— Task prompt —
Images are not part of the copy; transcribe all the data exactly.

(Figure record extracts)
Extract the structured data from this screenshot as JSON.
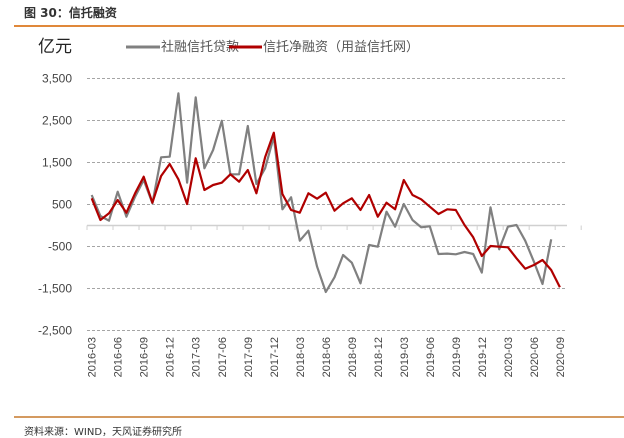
{
  "figure_title": "图 30：信托融资",
  "source": "资料来源：WIND，天风证券研究所",
  "colors": {
    "accent": "#E0883A",
    "gray_series": "#808080",
    "red_series": "#B00000",
    "grid": "#999999"
  },
  "chart_data": {
    "type": "line",
    "title": "信托融资",
    "ylabel": "亿元",
    "ylim": [
      -2500,
      3500
    ],
    "yticks": [
      3500,
      2500,
      1500,
      500,
      -500,
      -1500,
      -2500
    ],
    "ytick_labels": [
      "3,500",
      "2,500",
      "1,500",
      "500",
      "-500",
      "-1,500",
      "-2,500"
    ],
    "xtick_labels": [
      "2016-03",
      "2016-06",
      "2016-09",
      "2016-12",
      "2017-03",
      "2017-06",
      "2017-09",
      "2017-12",
      "2018-03",
      "2018-06",
      "2018-09",
      "2018-12",
      "2019-03",
      "2019-06",
      "2019-09",
      "2019-12",
      "2020-03",
      "2020-06",
      "2020-09"
    ],
    "x_start": "2016-03",
    "x_end": "2020-09",
    "grid": "horizontal dashed",
    "legend_position": "top",
    "series": [
      {
        "name": "社融信托贷款",
        "color": "#808080",
        "values": [
          726,
          226,
          115,
          805,
          210,
          686,
          1083,
          528,
          1623,
          1638,
          3146,
          1019,
          3051,
          1361,
          1797,
          2494,
          1218,
          1218,
          2368,
          988,
          1361,
          2114,
          385,
          671,
          -361,
          -123,
          -980,
          -1583,
          -1233,
          -702,
          -885,
          -1376,
          -464,
          -504,
          329,
          -28,
          512,
          131,
          -44,
          -20,
          -678,
          -670,
          -686,
          -631,
          -678,
          -1122,
          433,
          -567,
          -28,
          12,
          -361,
          -861,
          -1392,
          -329
        ]
      },
      {
        "name": "信托净融资（用益信托网）",
        "color": "#B00000",
        "values": [
          647,
          131,
          290,
          607,
          305,
          766,
          1161,
          543,
          1178,
          1464,
          1100,
          512,
          1599,
          845,
          964,
          1019,
          1218,
          1043,
          1321,
          766,
          1623,
          2209,
          750,
          369,
          305,
          766,
          638,
          781,
          353,
          528,
          647,
          369,
          726,
          210,
          543,
          385,
          1083,
          726,
          623,
          448,
          274,
          385,
          369,
          12,
          -281,
          -726,
          -488,
          -504,
          -520,
          -781,
          -1028,
          -940,
          -821,
          -1059,
          -1471
        ]
      }
    ]
  }
}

— Final result —
Extract the structured data from this screenshot as JSON.
{
  "figure_title": "图 30：信托融资",
  "source": "资料来源：WIND，天风证券研究所",
  "colors": {
    "accent": "#E0883A",
    "gray_series": "#808080",
    "red_series": "#B00000",
    "grid": "#999999"
  },
  "chart_data": {
    "type": "line",
    "title": "信托融资",
    "ylabel": "亿元",
    "ylim": [
      -2500,
      3500
    ],
    "yticks": [
      3500,
      2500,
      1500,
      500,
      -500,
      -1500,
      -2500
    ],
    "ytick_labels": [
      "3,500",
      "2,500",
      "1,500",
      "500",
      "-500",
      "-1,500",
      "-2,500"
    ],
    "xtick_labels": [
      "2016-03",
      "2016-06",
      "2016-09",
      "2016-12",
      "2017-03",
      "2017-06",
      "2017-09",
      "2017-12",
      "2018-03",
      "2018-06",
      "2018-09",
      "2018-12",
      "2019-03",
      "2019-06",
      "2019-09",
      "2019-12",
      "2020-03",
      "2020-06",
      "2020-09"
    ],
    "x_start": "2016-03",
    "x_end": "2020-09",
    "grid": "horizontal dashed",
    "legend_position": "top",
    "series": [
      {
        "name": "社融信托贷款",
        "color": "#808080",
        "values": [
          726,
          226,
          115,
          805,
          210,
          686,
          1083,
          528,
          1623,
          1638,
          3146,
          1019,
          3051,
          1361,
          1797,
          2494,
          1218,
          1218,
          2368,
          988,
          1361,
          2114,
          385,
          671,
          -361,
          -123,
          -980,
          -1583,
          -1233,
          -702,
          -885,
          -1376,
          -464,
          -504,
          329,
          -28,
          512,
          131,
          -44,
          -20,
          -678,
          -670,
          -686,
          -631,
          -678,
          -1122,
          433,
          -567,
          -28,
          12,
          -361,
          -861,
          -1392,
          -329
        ]
      },
      {
        "name": "信托净融资（用益信托网）",
        "color": "#B00000",
        "values": [
          647,
          131,
          290,
          607,
          305,
          766,
          1161,
          543,
          1178,
          1464,
          1100,
          512,
          1599,
          845,
          964,
          1019,
          1218,
          1043,
          1321,
          766,
          1623,
          2209,
          750,
          369,
          305,
          766,
          638,
          781,
          353,
          528,
          647,
          369,
          726,
          210,
          543,
          385,
          1083,
          726,
          623,
          448,
          274,
          385,
          369,
          12,
          -281,
          -726,
          -488,
          -504,
          -520,
          -781,
          -1028,
          -940,
          -821,
          -1059,
          -1471
        ]
      }
    ]
  }
}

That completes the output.